— begin Records shown —

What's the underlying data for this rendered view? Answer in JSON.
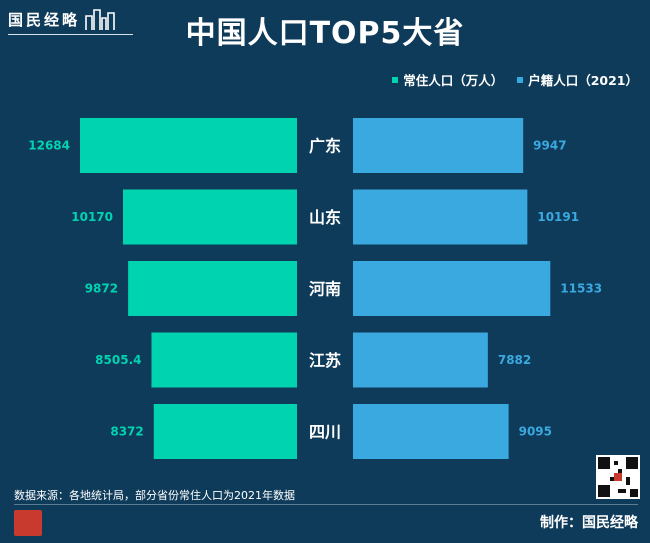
{
  "brand": {
    "name": "国民经略"
  },
  "title": "中国人口TOP5大省",
  "legend": [
    {
      "label": "常住人口（万人）",
      "color": "#00d3b0"
    },
    {
      "label": "户籍人口（2021）",
      "color": "#3aa9df"
    }
  ],
  "chart_data": {
    "type": "bar",
    "orientation": "horizontal-butterfly",
    "categories": [
      "广东",
      "山东",
      "河南",
      "江苏",
      "四川"
    ],
    "series": [
      {
        "name": "常住人口（万人）",
        "color": "#00d3b0",
        "values": [
          12684,
          10170,
          9872,
          8505.4,
          8372
        ],
        "labels": [
          "12684",
          "10170",
          "9872",
          "8505.4",
          "8372"
        ]
      },
      {
        "name": "户籍人口（2021）",
        "color": "#3aa9df",
        "values": [
          9947,
          10191,
          11533,
          7882,
          9095
        ],
        "labels": [
          "9947",
          "10191",
          "11533",
          "7882",
          "9095"
        ]
      }
    ]
  },
  "footer": {
    "note": "数据来源：各地统计局，部分省份常住人口为2021年数据",
    "credit": "制作：国民经略"
  }
}
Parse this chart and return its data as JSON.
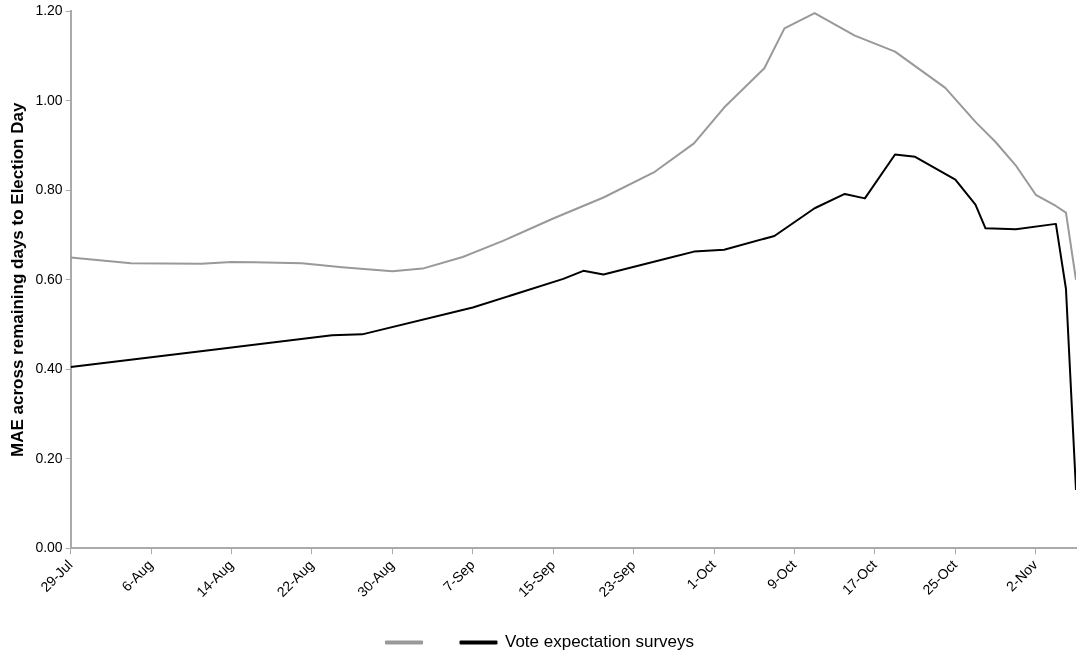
{
  "chart_data": {
    "type": "line",
    "ylabel": "MAE across remaining days to Election Day",
    "xlim": [
      "--07-29",
      "--11-06"
    ],
    "xticks": [
      {
        "value": "--07-29",
        "label": "29-Jul"
      },
      {
        "value": "--08-06",
        "label": "6-Aug"
      },
      {
        "value": "--08-14",
        "label": "14-Aug"
      },
      {
        "value": "--08-22",
        "label": "22-Aug"
      },
      {
        "value": "--08-30",
        "label": "30-Aug"
      },
      {
        "value": "--09-07",
        "label": "7-Sep"
      },
      {
        "value": "--09-15",
        "label": "15-Sep"
      },
      {
        "value": "--09-23",
        "label": "23-Sep"
      },
      {
        "value": "--10-01",
        "label": "1-Oct"
      },
      {
        "value": "--10-09",
        "label": "9-Oct"
      },
      {
        "value": "--10-17",
        "label": "17-Oct"
      },
      {
        "value": "--10-25",
        "label": "25-Oct"
      },
      {
        "value": "--11-02",
        "label": "2-Nov"
      }
    ],
    "ylim": [
      0,
      1.2
    ],
    "yticks": [
      {
        "value": 0,
        "label": "0.00"
      },
      {
        "value": 0.2,
        "label": "0.20"
      },
      {
        "value": 0.4,
        "label": "0.40"
      },
      {
        "value": 0.6,
        "label": "0.60"
      },
      {
        "value": 0.8,
        "label": "0.80"
      },
      {
        "value": 1.0,
        "label": "1.00"
      },
      {
        "value": 1.2,
        "label": "1.20"
      }
    ],
    "grid": false,
    "legend": "bottom",
    "marker": "none",
    "line_style": "solid",
    "series": [
      {
        "color": "#999999",
        "x": [
          "--07-29",
          "--08-04",
          "--08-11",
          "--08-14",
          "--08-21",
          "--08-25",
          "--08-30",
          "--09-02",
          "--09-06",
          "--09-10",
          "--09-15",
          "--09-20",
          "--09-25",
          "--09-29",
          "--10-02",
          "--10-06",
          "--10-08",
          "--10-11",
          "--10-15",
          "--10-19",
          "--10-24",
          "--10-27",
          "--10-29",
          "--10-31",
          "--11-02",
          "--11-04",
          "--11-05",
          "--11-06"
        ],
        "values": [
          0.65,
          0.637,
          0.636,
          0.64,
          0.637,
          0.628,
          0.619,
          0.625,
          0.651,
          0.687,
          0.737,
          0.784,
          0.84,
          0.905,
          0.985,
          1.073,
          1.162,
          1.196,
          1.146,
          1.11,
          1.029,
          0.953,
          0.908,
          0.856,
          0.79,
          0.765,
          0.75,
          0.6
        ]
      },
      {
        "name": "Vote expectation surveys",
        "color": "#000000",
        "x": [
          "--07-29",
          "--08-13",
          "--08-24",
          "--08-27",
          "--09-07",
          "--09-16",
          "--09-18",
          "--09-20",
          "--09-29",
          "--10-02",
          "--10-07",
          "--10-11",
          "--10-14",
          "--10-16",
          "--10-19",
          "--10-21",
          "--10-25",
          "--10-27",
          "--10-28",
          "--10-31",
          "--11-04",
          "--11-05",
          "--11-06"
        ],
        "values": [
          0.405,
          0.446,
          0.476,
          0.478,
          0.538,
          0.602,
          0.62,
          0.612,
          0.663,
          0.667,
          0.698,
          0.76,
          0.792,
          0.782,
          0.88,
          0.875,
          0.824,
          0.768,
          0.715,
          0.713,
          0.725,
          0.58,
          0.13
        ]
      }
    ]
  }
}
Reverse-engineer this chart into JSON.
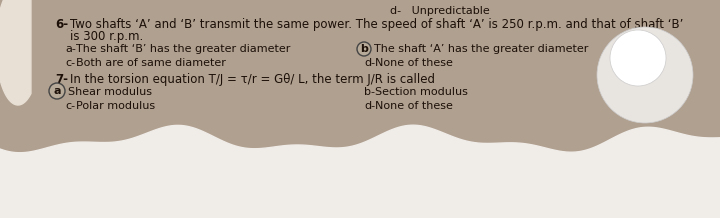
{
  "bg_color": "#b0a090",
  "top_text_left": "d-   Unpredictable",
  "q6_number": "6-",
  "q6_line1": "Two shafts ‘A’ and ‘B’ transmit the same power. The speed of shaft ‘A’ is 250 r.p.m. and that of shaft ‘B’",
  "q6_line2": "is 300 r.p.m.",
  "q6_a_text": "The shaft ‘B’ has the greater diameter",
  "q6_b_text": "The shaft ‘A’ has the greater diameter",
  "q6_c_text": "Both are of same diameter",
  "q6_d_text": "None of these",
  "q7_number": "7-",
  "q7_line1": "In the torsion equation T/J = τ/r = Gθ/ L, the term J/R is called",
  "q7_a_text": "Shear modulus",
  "q7_b_text": "Section modulus",
  "q7_c_text": "Polar modulus",
  "q7_d_text": "None of these",
  "text_color": "#1c1008",
  "circle_fill": "#b8aa98",
  "circle_edge": "#444444",
  "font_size_q": 8.5,
  "font_size_opt": 8.0,
  "left_blob_color": "#e8e0d5",
  "bottom_wave_color": "#f0ece8",
  "right_circle_color": "#e8e4e0"
}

— end Records shown —

_Requirement_: Extract every line of the data exactly; pictures stay out.

_Correct answer_:
What's the underlying data for this rendered view? Answer in JSON.
{
  "brand": {
    "name": "国民经略"
  },
  "title": "中国人口TOP5大省",
  "legend": [
    {
      "label": "常住人口（万人）",
      "color": "#00d3b0"
    },
    {
      "label": "户籍人口（2021）",
      "color": "#3aa9df"
    }
  ],
  "chart_data": {
    "type": "bar",
    "orientation": "horizontal-butterfly",
    "categories": [
      "广东",
      "山东",
      "河南",
      "江苏",
      "四川"
    ],
    "series": [
      {
        "name": "常住人口（万人）",
        "color": "#00d3b0",
        "values": [
          12684,
          10170,
          9872,
          8505.4,
          8372
        ],
        "labels": [
          "12684",
          "10170",
          "9872",
          "8505.4",
          "8372"
        ]
      },
      {
        "name": "户籍人口（2021）",
        "color": "#3aa9df",
        "values": [
          9947,
          10191,
          11533,
          7882,
          9095
        ],
        "labels": [
          "9947",
          "10191",
          "11533",
          "7882",
          "9095"
        ]
      }
    ]
  },
  "footer": {
    "note": "数据来源：各地统计局，部分省份常住人口为2021年数据",
    "credit": "制作：国民经略"
  }
}
Parse this chart and return its data as JSON.
{
  "chart_data": {
    "type": "line",
    "ylabel": "MAE across remaining days to Election Day",
    "xlim": [
      "--07-29",
      "--11-06"
    ],
    "xticks": [
      {
        "value": "--07-29",
        "label": "29-Jul"
      },
      {
        "value": "--08-06",
        "label": "6-Aug"
      },
      {
        "value": "--08-14",
        "label": "14-Aug"
      },
      {
        "value": "--08-22",
        "label": "22-Aug"
      },
      {
        "value": "--08-30",
        "label": "30-Aug"
      },
      {
        "value": "--09-07",
        "label": "7-Sep"
      },
      {
        "value": "--09-15",
        "label": "15-Sep"
      },
      {
        "value": "--09-23",
        "label": "23-Sep"
      },
      {
        "value": "--10-01",
        "label": "1-Oct"
      },
      {
        "value": "--10-09",
        "label": "9-Oct"
      },
      {
        "value": "--10-17",
        "label": "17-Oct"
      },
      {
        "value": "--10-25",
        "label": "25-Oct"
      },
      {
        "value": "--11-02",
        "label": "2-Nov"
      }
    ],
    "ylim": [
      0,
      1.2
    ],
    "yticks": [
      {
        "value": 0,
        "label": "0.00"
      },
      {
        "value": 0.2,
        "label": "0.20"
      },
      {
        "value": 0.4,
        "label": "0.40"
      },
      {
        "value": 0.6,
        "label": "0.60"
      },
      {
        "value": 0.8,
        "label": "0.80"
      },
      {
        "value": 1.0,
        "label": "1.00"
      },
      {
        "value": 1.2,
        "label": "1.20"
      }
    ],
    "grid": false,
    "legend": "bottom",
    "marker": "none",
    "line_style": "solid",
    "series": [
      {
        "color": "#999999",
        "x": [
          "--07-29",
          "--08-04",
          "--08-11",
          "--08-14",
          "--08-21",
          "--08-25",
          "--08-30",
          "--09-02",
          "--09-06",
          "--09-10",
          "--09-15",
          "--09-20",
          "--09-25",
          "--09-29",
          "--10-02",
          "--10-06",
          "--10-08",
          "--10-11",
          "--10-15",
          "--10-19",
          "--10-24",
          "--10-27",
          "--10-29",
          "--10-31",
          "--11-02",
          "--11-04",
          "--11-05",
          "--11-06"
        ],
        "values": [
          0.65,
          0.637,
          0.636,
          0.64,
          0.637,
          0.628,
          0.619,
          0.625,
          0.651,
          0.687,
          0.737,
          0.784,
          0.84,
          0.905,
          0.985,
          1.073,
          1.162,
          1.196,
          1.146,
          1.11,
          1.029,
          0.953,
          0.908,
          0.856,
          0.79,
          0.765,
          0.75,
          0.6
        ]
      },
      {
        "name": "Vote expectation surveys",
        "color": "#000000",
        "x": [
          "--07-29",
          "--08-13",
          "--08-24",
          "--08-27",
          "--09-07",
          "--09-16",
          "--09-18",
          "--09-20",
          "--09-29",
          "--10-02",
          "--10-07",
          "--10-11",
          "--10-14",
          "--10-16",
          "--10-19",
          "--10-21",
          "--10-25",
          "--10-27",
          "--10-28",
          "--10-31",
          "--11-04",
          "--11-05",
          "--11-06"
        ],
        "values": [
          0.405,
          0.446,
          0.476,
          0.478,
          0.538,
          0.602,
          0.62,
          0.612,
          0.663,
          0.667,
          0.698,
          0.76,
          0.792,
          0.782,
          0.88,
          0.875,
          0.824,
          0.768,
          0.715,
          0.713,
          0.725,
          0.58,
          0.13
        ]
      }
    ]
  }
}
Reverse-engineer this chart into JSON.
{
  "bg_color": "#b0a090",
  "top_text_left": "d-   Unpredictable",
  "q6_number": "6-",
  "q6_line1": "Two shafts ‘A’ and ‘B’ transmit the same power. The speed of shaft ‘A’ is 250 r.p.m. and that of shaft ‘B’",
  "q6_line2": "is 300 r.p.m.",
  "q6_a_text": "The shaft ‘B’ has the greater diameter",
  "q6_b_text": "The shaft ‘A’ has the greater diameter",
  "q6_c_text": "Both are of same diameter",
  "q6_d_text": "None of these",
  "q7_number": "7-",
  "q7_line1": "In the torsion equation T/J = τ/r = Gθ/ L, the term J/R is called",
  "q7_a_text": "Shear modulus",
  "q7_b_text": "Section modulus",
  "q7_c_text": "Polar modulus",
  "q7_d_text": "None of these",
  "text_color": "#1c1008",
  "circle_fill": "#b8aa98",
  "circle_edge": "#444444",
  "font_size_q": 8.5,
  "font_size_opt": 8.0,
  "left_blob_color": "#e8e0d5",
  "bottom_wave_color": "#f0ece8",
  "right_circle_color": "#e8e4e0"
}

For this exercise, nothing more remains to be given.